[Data listing]

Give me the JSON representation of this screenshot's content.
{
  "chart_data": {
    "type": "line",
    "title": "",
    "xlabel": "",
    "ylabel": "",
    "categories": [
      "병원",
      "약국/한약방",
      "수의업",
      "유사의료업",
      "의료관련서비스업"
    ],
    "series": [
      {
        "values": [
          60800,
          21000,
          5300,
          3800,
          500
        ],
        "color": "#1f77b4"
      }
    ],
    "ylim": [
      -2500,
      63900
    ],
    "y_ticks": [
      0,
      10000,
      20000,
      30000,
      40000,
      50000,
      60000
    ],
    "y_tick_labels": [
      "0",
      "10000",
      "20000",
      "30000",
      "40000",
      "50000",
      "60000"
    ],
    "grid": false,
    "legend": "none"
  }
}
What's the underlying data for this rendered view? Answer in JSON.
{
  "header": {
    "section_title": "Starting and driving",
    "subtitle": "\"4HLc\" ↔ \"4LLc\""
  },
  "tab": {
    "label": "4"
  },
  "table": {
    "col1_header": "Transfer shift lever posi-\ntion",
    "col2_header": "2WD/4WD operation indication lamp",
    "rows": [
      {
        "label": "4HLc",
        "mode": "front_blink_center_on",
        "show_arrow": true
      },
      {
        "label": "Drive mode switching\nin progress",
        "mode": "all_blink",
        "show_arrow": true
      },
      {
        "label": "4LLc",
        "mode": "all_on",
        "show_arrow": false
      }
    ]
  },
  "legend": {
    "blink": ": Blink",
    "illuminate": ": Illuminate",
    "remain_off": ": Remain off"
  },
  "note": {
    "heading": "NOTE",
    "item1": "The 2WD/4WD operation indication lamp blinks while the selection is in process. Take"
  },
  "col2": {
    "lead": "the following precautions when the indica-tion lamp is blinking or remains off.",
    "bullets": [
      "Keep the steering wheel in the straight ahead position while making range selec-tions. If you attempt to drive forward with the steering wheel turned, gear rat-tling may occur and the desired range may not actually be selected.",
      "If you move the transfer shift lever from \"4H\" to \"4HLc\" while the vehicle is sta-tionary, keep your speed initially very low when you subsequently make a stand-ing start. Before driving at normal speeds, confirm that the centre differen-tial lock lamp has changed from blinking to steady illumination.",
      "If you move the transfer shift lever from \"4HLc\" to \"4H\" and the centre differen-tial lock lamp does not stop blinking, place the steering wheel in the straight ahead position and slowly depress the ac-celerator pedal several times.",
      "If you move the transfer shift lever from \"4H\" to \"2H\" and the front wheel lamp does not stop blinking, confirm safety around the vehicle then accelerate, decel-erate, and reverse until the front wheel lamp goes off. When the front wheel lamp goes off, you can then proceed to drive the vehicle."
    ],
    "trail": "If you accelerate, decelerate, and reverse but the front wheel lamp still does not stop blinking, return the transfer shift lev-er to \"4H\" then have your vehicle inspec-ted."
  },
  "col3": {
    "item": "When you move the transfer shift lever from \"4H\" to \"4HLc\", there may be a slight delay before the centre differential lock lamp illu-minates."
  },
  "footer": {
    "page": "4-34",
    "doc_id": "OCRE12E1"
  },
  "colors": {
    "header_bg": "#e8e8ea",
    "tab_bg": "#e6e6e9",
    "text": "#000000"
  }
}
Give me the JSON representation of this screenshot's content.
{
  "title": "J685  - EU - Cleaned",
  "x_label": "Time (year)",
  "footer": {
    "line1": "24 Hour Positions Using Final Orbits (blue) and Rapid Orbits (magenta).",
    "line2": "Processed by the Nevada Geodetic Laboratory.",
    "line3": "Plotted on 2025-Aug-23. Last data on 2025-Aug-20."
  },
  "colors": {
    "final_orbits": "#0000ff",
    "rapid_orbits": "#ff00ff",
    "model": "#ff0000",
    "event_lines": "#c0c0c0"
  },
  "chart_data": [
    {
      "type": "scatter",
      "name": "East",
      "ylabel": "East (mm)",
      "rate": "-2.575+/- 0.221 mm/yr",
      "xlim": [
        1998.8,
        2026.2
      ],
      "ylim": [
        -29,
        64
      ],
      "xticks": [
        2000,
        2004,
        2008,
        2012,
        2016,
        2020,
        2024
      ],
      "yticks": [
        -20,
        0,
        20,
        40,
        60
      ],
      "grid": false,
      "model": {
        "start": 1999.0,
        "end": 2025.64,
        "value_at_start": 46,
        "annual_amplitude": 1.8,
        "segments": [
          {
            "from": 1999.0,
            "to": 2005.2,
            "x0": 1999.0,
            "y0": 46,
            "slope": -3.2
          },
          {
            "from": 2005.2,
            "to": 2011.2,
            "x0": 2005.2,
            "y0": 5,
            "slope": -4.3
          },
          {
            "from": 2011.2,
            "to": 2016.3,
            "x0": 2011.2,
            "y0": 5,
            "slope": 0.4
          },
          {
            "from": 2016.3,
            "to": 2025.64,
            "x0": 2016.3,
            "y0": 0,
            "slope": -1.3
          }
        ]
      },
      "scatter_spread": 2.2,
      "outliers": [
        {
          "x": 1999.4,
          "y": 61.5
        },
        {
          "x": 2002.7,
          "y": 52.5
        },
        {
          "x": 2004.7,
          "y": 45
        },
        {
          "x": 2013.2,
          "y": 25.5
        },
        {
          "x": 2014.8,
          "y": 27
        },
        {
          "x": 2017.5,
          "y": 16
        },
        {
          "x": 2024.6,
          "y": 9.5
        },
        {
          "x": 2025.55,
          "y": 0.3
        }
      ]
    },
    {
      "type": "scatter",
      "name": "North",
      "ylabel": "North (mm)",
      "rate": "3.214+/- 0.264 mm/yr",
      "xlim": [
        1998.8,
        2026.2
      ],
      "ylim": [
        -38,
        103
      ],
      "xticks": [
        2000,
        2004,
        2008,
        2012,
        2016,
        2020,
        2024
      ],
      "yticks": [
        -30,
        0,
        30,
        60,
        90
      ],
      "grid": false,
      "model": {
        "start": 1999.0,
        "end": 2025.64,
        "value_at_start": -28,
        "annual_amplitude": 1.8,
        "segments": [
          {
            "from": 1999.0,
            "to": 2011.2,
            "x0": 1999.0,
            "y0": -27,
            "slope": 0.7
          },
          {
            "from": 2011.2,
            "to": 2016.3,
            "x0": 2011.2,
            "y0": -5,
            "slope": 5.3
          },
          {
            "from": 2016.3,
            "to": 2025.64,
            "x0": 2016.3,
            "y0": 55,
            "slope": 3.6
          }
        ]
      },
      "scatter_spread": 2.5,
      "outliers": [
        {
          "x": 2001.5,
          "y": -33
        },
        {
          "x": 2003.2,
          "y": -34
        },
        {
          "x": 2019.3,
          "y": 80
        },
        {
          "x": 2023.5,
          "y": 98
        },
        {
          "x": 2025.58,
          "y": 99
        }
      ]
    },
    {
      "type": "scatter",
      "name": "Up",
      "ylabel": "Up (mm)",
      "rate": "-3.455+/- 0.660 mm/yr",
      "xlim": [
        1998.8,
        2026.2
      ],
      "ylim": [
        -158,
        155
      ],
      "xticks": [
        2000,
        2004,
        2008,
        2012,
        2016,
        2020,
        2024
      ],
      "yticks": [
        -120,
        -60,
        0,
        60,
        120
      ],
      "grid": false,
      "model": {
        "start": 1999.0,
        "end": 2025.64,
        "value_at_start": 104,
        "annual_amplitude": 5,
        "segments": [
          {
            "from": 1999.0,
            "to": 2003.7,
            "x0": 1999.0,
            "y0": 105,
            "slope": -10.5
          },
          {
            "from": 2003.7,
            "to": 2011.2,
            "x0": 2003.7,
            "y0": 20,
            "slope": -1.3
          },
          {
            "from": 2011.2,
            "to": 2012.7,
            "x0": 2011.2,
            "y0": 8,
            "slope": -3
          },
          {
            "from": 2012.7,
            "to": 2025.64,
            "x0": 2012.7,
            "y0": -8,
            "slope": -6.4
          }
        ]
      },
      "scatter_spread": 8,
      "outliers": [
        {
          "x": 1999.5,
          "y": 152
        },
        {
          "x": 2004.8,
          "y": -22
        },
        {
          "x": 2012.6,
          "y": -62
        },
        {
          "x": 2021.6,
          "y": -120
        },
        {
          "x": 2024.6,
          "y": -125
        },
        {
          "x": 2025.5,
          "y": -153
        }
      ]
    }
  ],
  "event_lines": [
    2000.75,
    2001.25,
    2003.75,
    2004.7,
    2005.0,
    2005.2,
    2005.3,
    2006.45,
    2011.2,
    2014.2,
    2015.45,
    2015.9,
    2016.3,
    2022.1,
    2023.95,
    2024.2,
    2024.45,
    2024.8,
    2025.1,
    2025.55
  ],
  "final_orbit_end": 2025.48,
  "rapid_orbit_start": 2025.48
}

■ What you need to do
Using the material above, report each line where "steering" occurs.

■ Result of this task
      "Keep the steering wheel in the straight ahead position while making range selec-tions. If you attempt to drive forward with the steering wheel turned, gear rat-tling may occur and the desired range may not actually be selected.",
      "If you move the transfer shift lever from \"4HLc\" to \"4H\" and the centre differen-tial lock lamp does not stop blinking, place the steering wheel in the straight ahead position and slowly depress the ac-celerator pedal several times.",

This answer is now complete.